═════ The records ═════

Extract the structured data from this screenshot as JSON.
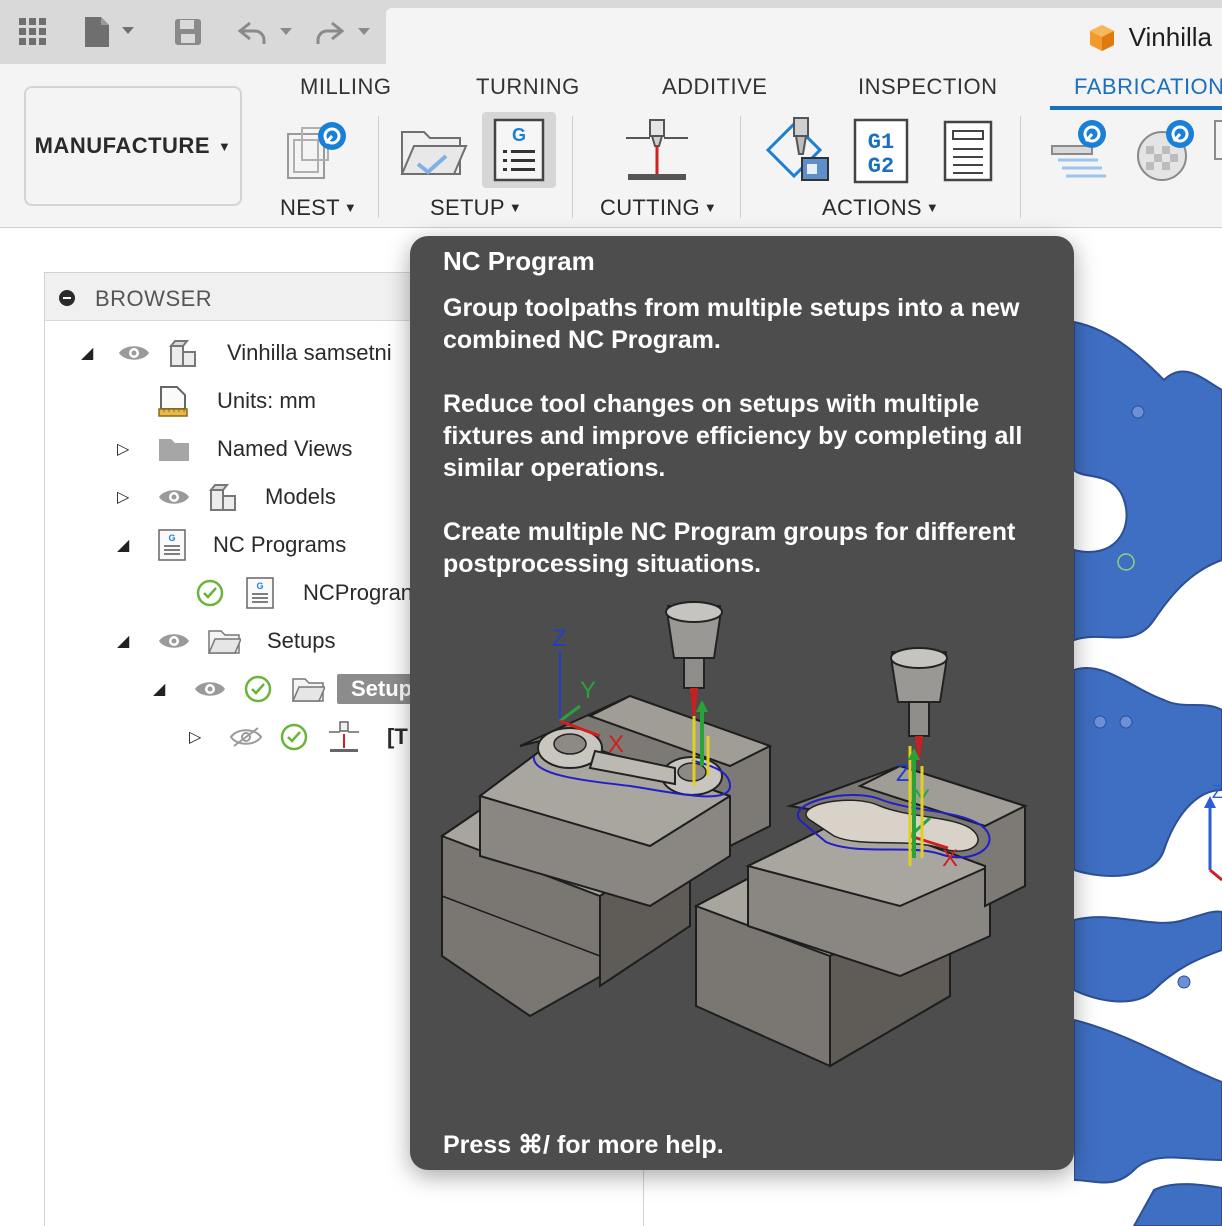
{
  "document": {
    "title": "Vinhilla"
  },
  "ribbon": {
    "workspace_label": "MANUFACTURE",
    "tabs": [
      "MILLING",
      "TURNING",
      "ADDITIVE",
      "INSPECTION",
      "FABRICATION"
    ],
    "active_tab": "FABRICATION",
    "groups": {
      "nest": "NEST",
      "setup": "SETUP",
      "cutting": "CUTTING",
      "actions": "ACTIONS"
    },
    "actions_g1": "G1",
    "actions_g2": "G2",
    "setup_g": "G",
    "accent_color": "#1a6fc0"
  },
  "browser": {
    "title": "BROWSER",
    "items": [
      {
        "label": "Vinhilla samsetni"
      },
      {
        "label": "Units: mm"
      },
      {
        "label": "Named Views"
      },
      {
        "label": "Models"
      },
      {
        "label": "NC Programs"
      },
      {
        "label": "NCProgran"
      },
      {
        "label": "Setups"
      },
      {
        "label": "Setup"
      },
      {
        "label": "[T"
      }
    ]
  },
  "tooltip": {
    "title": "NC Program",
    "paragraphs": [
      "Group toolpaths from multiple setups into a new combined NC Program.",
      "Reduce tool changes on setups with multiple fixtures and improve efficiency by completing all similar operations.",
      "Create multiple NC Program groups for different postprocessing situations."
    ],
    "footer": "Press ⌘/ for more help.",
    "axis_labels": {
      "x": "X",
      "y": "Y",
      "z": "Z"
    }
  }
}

═════
═════ The records ═════

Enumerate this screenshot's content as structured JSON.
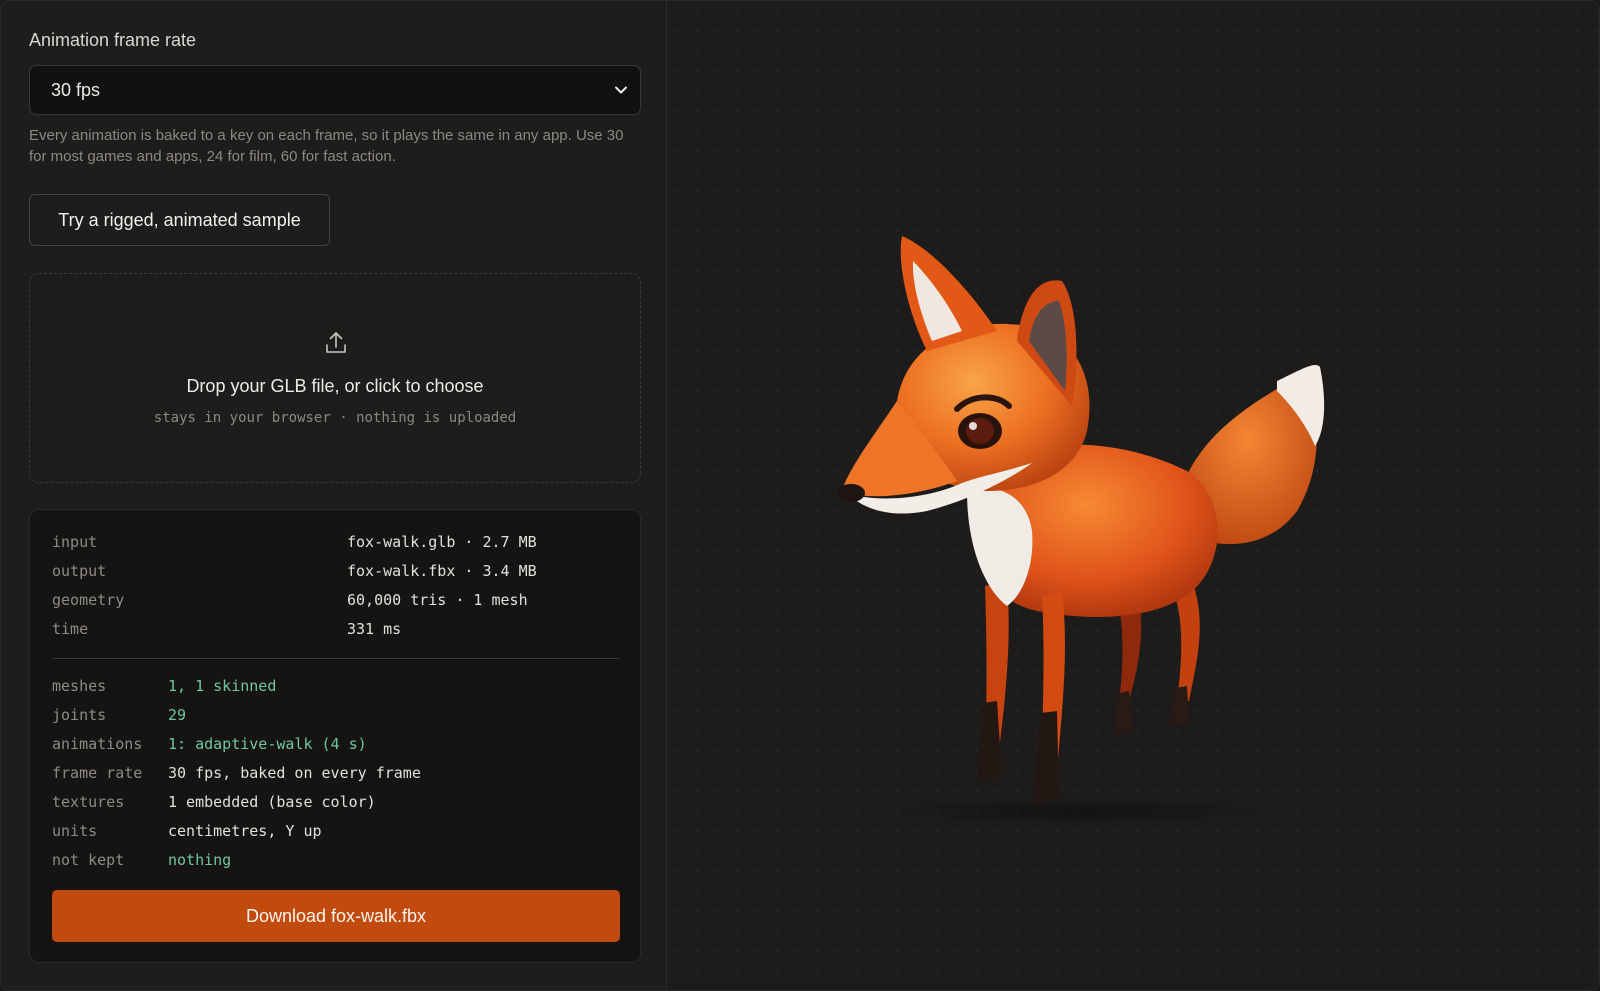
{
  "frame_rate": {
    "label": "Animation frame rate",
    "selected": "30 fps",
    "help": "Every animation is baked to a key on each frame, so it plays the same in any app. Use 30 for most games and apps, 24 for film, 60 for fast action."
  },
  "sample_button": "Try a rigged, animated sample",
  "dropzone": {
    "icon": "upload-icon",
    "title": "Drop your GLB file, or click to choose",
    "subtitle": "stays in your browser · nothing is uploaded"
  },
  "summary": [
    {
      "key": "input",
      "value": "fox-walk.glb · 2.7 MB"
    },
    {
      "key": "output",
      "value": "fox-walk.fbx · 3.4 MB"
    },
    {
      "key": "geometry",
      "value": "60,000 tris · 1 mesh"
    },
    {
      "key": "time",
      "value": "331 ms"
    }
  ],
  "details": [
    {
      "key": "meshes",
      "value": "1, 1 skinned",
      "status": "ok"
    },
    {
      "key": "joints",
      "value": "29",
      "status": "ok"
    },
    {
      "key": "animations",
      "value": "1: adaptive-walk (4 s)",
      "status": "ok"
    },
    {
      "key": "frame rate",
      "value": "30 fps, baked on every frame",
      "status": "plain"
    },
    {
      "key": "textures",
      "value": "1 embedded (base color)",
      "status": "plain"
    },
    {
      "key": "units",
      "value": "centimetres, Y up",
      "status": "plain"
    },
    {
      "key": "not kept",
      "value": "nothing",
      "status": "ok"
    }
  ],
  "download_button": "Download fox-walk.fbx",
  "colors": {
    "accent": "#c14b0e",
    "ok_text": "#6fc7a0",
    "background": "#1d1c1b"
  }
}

═════

### What is asked:
Copy all lines from the material that contain "this".

### Correct output:
Extract the structured data from this screenshot as JSON.
Enumerate this screenshot's content as structured JSON.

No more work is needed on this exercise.